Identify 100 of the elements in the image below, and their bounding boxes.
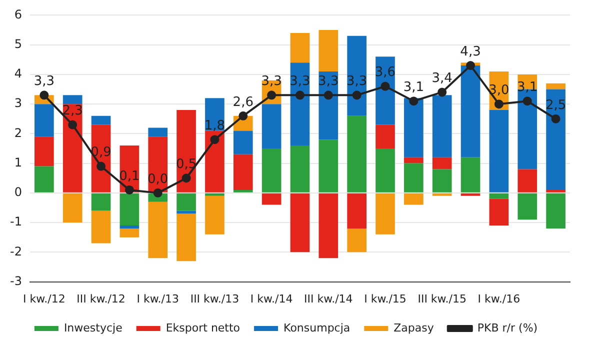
bar: [233, 190, 253, 192]
y-tick-label: 2: [14, 126, 22, 140]
point: [153, 188, 162, 198]
point: [324, 90, 333, 100]
point: [551, 114, 560, 124]
bar: [518, 169, 538, 192]
bar: [262, 148, 282, 192]
bar: [290, 62, 310, 146]
point: [352, 90, 362, 100]
bar: [290, 193, 310, 252]
x-tick-label: III kw./15: [418, 292, 466, 306]
bar: [376, 56, 395, 125]
y-tick-label: 5: [14, 36, 22, 51]
x-tick-label: I kw./12: [23, 292, 66, 306]
x-tick-label: III kw./12: [76, 292, 126, 306]
bar: [120, 193, 140, 226]
bar: [318, 140, 338, 192]
bar: [404, 193, 424, 205]
x-tick-label: I kw./15: [364, 292, 406, 306]
data-label: 2,5: [545, 98, 566, 113]
bar: [318, 30, 338, 72]
point: [494, 100, 504, 109]
bar: [318, 193, 338, 258]
point: [409, 96, 418, 106]
bar: [546, 193, 566, 228]
bar: [176, 110, 196, 192]
data-label: 2,6: [232, 94, 254, 110]
data-label: 2,3: [62, 104, 83, 119]
point: [522, 96, 532, 106]
point: [96, 162, 106, 171]
x-tick-label: III kw./13: [190, 292, 240, 306]
bar: [347, 116, 366, 192]
bar: [233, 154, 253, 190]
y-tick-label: 3: [14, 96, 22, 110]
bar: [318, 71, 338, 140]
point: [380, 82, 390, 91]
bar: [347, 36, 366, 116]
y-tick-label: 6: [14, 7, 22, 22]
legend-label: Zapasy: [394, 321, 434, 334]
y-tick-label: -3: [10, 274, 22, 288]
data-label: 3,3: [346, 74, 368, 90]
bar: [176, 210, 196, 214]
bar: [91, 193, 111, 211]
legend-label: Eksport netto: [166, 321, 240, 334]
bar: [376, 193, 395, 234]
x-tick-label: I kw./13: [136, 292, 180, 306]
data-label: 1,8: [204, 118, 226, 134]
bar: [404, 157, 424, 164]
bar: [205, 130, 224, 192]
y-tick-label: 0: [14, 185, 22, 200]
y-tick-label: -2: [10, 244, 22, 258]
bar: [432, 95, 452, 158]
data-label: 3,4: [432, 71, 452, 86]
bar: [290, 32, 310, 63]
bar: [432, 193, 452, 196]
data-label: 3,3: [318, 74, 339, 90]
x-tick-label: III kw./14: [304, 292, 353, 306]
bar: [233, 130, 253, 154]
legend-label: Konsumpcja: [284, 321, 350, 334]
bar: [62, 104, 82, 192]
bar: [205, 196, 224, 234]
bar: [91, 210, 111, 244]
data-label: 3,6: [374, 65, 396, 80]
bar: [120, 228, 140, 238]
point: [68, 120, 78, 130]
bar: [34, 166, 54, 192]
x-tick-label: I kw./16: [478, 292, 520, 306]
data-label: 3,3: [34, 74, 55, 90]
bar: [489, 198, 509, 226]
bar: [460, 66, 480, 158]
bar: [62, 193, 82, 223]
bar: [347, 228, 366, 252]
bar: [148, 202, 168, 258]
x-tick-label: I kw./14: [250, 292, 293, 306]
point: [124, 185, 134, 194]
bar: [62, 95, 82, 104]
bar: [34, 136, 54, 166]
data-label: 3,3: [290, 74, 310, 90]
y-tick-label: -1: [10, 214, 22, 229]
point: [295, 90, 304, 100]
bar: [460, 157, 480, 192]
data-label: 4,3: [460, 44, 481, 60]
bar: [176, 193, 196, 211]
legend-label: Inwestycje: [64, 321, 123, 334]
point: [210, 135, 220, 144]
data-label: 0,1: [119, 168, 140, 184]
bar: [262, 104, 282, 148]
bar: [489, 193, 509, 199]
bar: [376, 148, 395, 192]
data-label: 3,0: [488, 82, 510, 98]
bar: [404, 163, 424, 192]
bar: [376, 124, 395, 148]
bar: [460, 193, 480, 196]
bar: [489, 110, 509, 192]
bar: [205, 193, 224, 196]
y-tick-label: 1: [14, 155, 22, 170]
bar: [546, 89, 566, 190]
bar: [148, 128, 168, 137]
data-label: 0,0: [148, 172, 168, 187]
bar: [290, 146, 310, 192]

# # # # #

Compito richiesto: Sostituisci "Konsumpcja" con "Consumi" e riporta tutte le righe del materiale senza altre modifiche, omettendo l'immagine.

Risposta qui sotto:
Identify 100 of the elements in the image below, and their bounding boxes.
bar: [233, 190, 253, 192]
y-tick-label: 2: [14, 126, 22, 140]
point: [153, 188, 162, 198]
point: [324, 90, 333, 100]
point: [551, 114, 560, 124]
bar: [518, 169, 538, 192]
bar: [262, 148, 282, 192]
bar: [290, 62, 310, 146]
point: [352, 90, 362, 100]
bar: [290, 193, 310, 252]
x-tick-label: III kw./15: [418, 292, 466, 306]
bar: [376, 56, 395, 125]
y-tick-label: 5: [14, 36, 22, 51]
x-tick-label: I kw./12: [23, 292, 66, 306]
x-tick-label: III kw./12: [76, 292, 126, 306]
bar: [120, 193, 140, 226]
bar: [318, 140, 338, 192]
bar: [404, 193, 424, 205]
x-tick-label: I kw./15: [364, 292, 406, 306]
data-label: 2,5: [545, 98, 566, 113]
bar: [318, 30, 338, 72]
point: [494, 100, 504, 109]
bar: [318, 193, 338, 258]
point: [409, 96, 418, 106]
bar: [546, 193, 566, 228]
bar: [176, 110, 196, 192]
data-label: 2,6: [232, 94, 254, 110]
data-label: 2,3: [62, 104, 83, 119]
point: [522, 96, 532, 106]
point: [96, 162, 106, 171]
x-tick-label: III kw./13: [190, 292, 240, 306]
bar: [347, 116, 366, 192]
bar: [233, 154, 253, 190]
y-tick-label: 3: [14, 96, 22, 110]
bar: [318, 71, 338, 140]
point: [380, 82, 390, 91]
bar: [347, 36, 366, 116]
y-tick-label: 6: [14, 7, 22, 22]
legend-label: Zapasy: [394, 321, 434, 334]
y-tick-label: -3: [10, 274, 22, 288]
data-label: 3,3: [346, 74, 368, 90]
bar: [176, 210, 196, 214]
bar: [91, 193, 111, 211]
legend-label: Eksport netto: [166, 321, 240, 334]
bar: [376, 193, 395, 234]
x-tick-label: I kw./13: [136, 292, 180, 306]
data-label: 1,8: [204, 118, 226, 134]
bar: [404, 157, 424, 164]
bar: [205, 130, 224, 192]
y-tick-label: 0: [14, 185, 22, 200]
y-tick-label: -2: [10, 244, 22, 258]
bar: [432, 95, 452, 158]
data-label: 3,4: [432, 71, 452, 86]
bar: [290, 32, 310, 63]
bar: [432, 193, 452, 196]
data-label: 3,3: [318, 74, 339, 90]
x-tick-label: III kw./14: [304, 292, 353, 306]
bar: [233, 130, 253, 154]
legend-label: Consumi: [284, 321, 350, 334]
bar: [62, 104, 82, 192]
bar: [205, 196, 224, 234]
bar: [91, 210, 111, 244]
data-label: 3,6: [374, 65, 396, 80]
bar: [120, 228, 140, 238]
point: [68, 120, 78, 130]
bar: [34, 166, 54, 192]
x-tick-label: I kw./16: [478, 292, 520, 306]
data-label: 3,3: [34, 74, 55, 90]
bar: [489, 198, 509, 226]
bar: [460, 66, 480, 158]
bar: [62, 193, 82, 223]
bar: [347, 228, 366, 252]
bar: [148, 202, 168, 258]
x-tick-label: I kw./14: [250, 292, 293, 306]
point: [124, 185, 134, 194]
bar: [62, 95, 82, 104]
bar: [34, 136, 54, 166]
data-label: 3,3: [290, 74, 310, 90]
y-tick-label: -1: [10, 214, 22, 229]
point: [295, 90, 304, 100]
bar: [460, 157, 480, 192]
data-label: 4,3: [460, 44, 481, 60]
bar: [176, 193, 196, 211]
legend-label: Inwestycje: [64, 321, 123, 334]
point: [210, 135, 220, 144]
data-label: 0,1: [119, 168, 140, 184]
bar: [262, 104, 282, 148]
bar: [489, 193, 509, 199]
bar: [376, 148, 395, 192]
data-label: 3,0: [488, 82, 510, 98]
bar: [404, 163, 424, 192]
bar: [376, 124, 395, 148]
bar: [460, 193, 480, 196]
bar: [489, 110, 509, 192]
bar: [205, 193, 224, 196]
y-tick-label: 1: [14, 155, 22, 170]
bar: [546, 89, 566, 190]
bar: [148, 128, 168, 137]
data-label: 0,0: [148, 172, 168, 187]
bar: [290, 146, 310, 192]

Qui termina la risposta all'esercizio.